==== Materials provided ====
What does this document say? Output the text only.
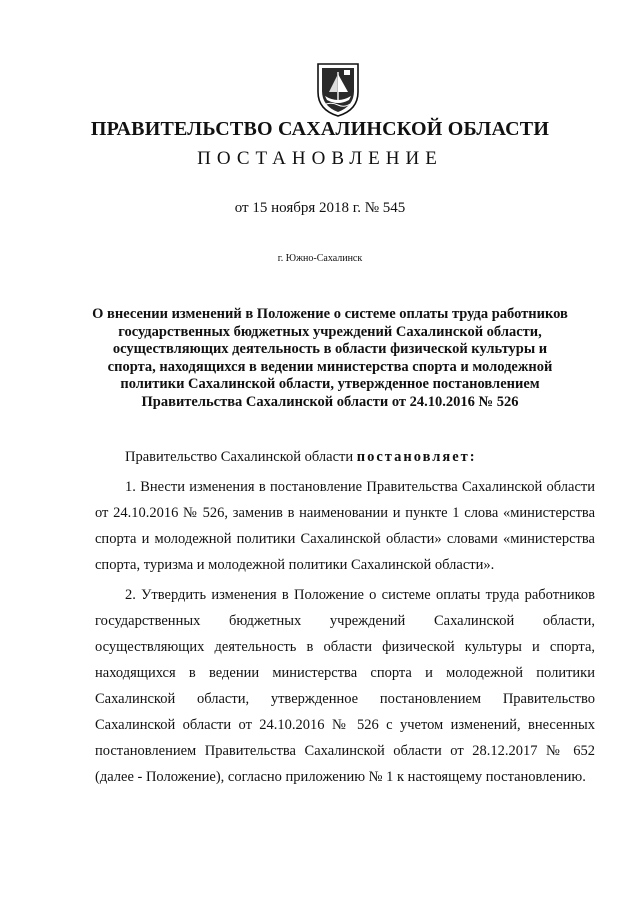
ПРАВИТЕЛЬСТВО САХАЛИНСКОЙ ОБЛАСТИ
ПОСТАНОВЛЕНИЕ
от 15 ноября 2018 г. № 545
г. Южно-Сахалинск
О внесении изменений в Положение о системе оплаты труда работников
государственных бюджетных учреждений Сахалинской области,
осуществляющих деятельность в области физической культуры и
спорта, находящихся в ведении министерства спорта и молодежной
политики Сахалинской области, утвержденное постановлением
Правительства Сахалинской области от 24.10.2016 № 526

Правительство Сахалинской области постановляет:

1. Внести изменения в постановление Правительства Сахалинской области от 24.10.2016 № 526, заменив в наименовании и пункте 1 слова «министерства спорта и молодежной политики Сахалинской области» словами «министерства спорта, туризма и молодежной политики Сахалинской области».

2. Утвердить изменения в Положение о системе оплаты труда работников государственных бюджетных учреждений Сахалинской области, осуществляющих деятельность в области физической культуры и спорта, находящихся в ведении министерства спорта и молодежной политики Сахалинской области, утвержденное постановлением Правительство Сахалинской области от 24.10.2016 № 526 с учетом изменений, внесенных постановлением Правительства Сахалинской области от 28.12.2017 № 652 (далее - Положение), согласно приложению № 1 к настоящему постановлению.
====
Leave out the pictures and give the rest of the records again exactly.

Problem solution:
What does this document say? Output the text only.
ПРАВИТЕЛЬСТВО САХАЛИНСКОЙ ОБЛАСТИ
ПОСТАНОВЛЕНИЕ
от 15 ноября 2018 г. № 545
г. Южно-Сахалинск
О внесении изменений в Положение о системе оплаты труда работников
государственных бюджетных учреждений Сахалинской области,
осуществляющих деятельность в области физической культуры и
спорта, находящихся в ведении министерства спорта и молодежной
политики Сахалинской области, утвержденное постановлением
Правительства Сахалинской области от 24.10.2016 № 526

Правительство Сахалинской области постановляет:

1. Внести изменения в постановление Правительства Сахалинской области от 24.10.2016 № 526, заменив в наименовании и пункте 1 слова «министерства спорта и молодежной политики Сахалинской области» словами «министерства спорта, туризма и молодежной политики Сахалинской области».

2. Утвердить изменения в Положение о системе оплаты труда работников государственных бюджетных учреждений Сахалинской области, осуществляющих деятельность в области физической культуры и спорта, находящихся в ведении министерства спорта и молодежной политики Сахалинской области, утвержденное постановлением Правительство Сахалинской области от 24.10.2016 № 526 с учетом изменений, внесенных постановлением Правительства Сахалинской области от 28.12.2017 № 652 (далее - Положение), согласно приложению № 1 к настоящему постановлению.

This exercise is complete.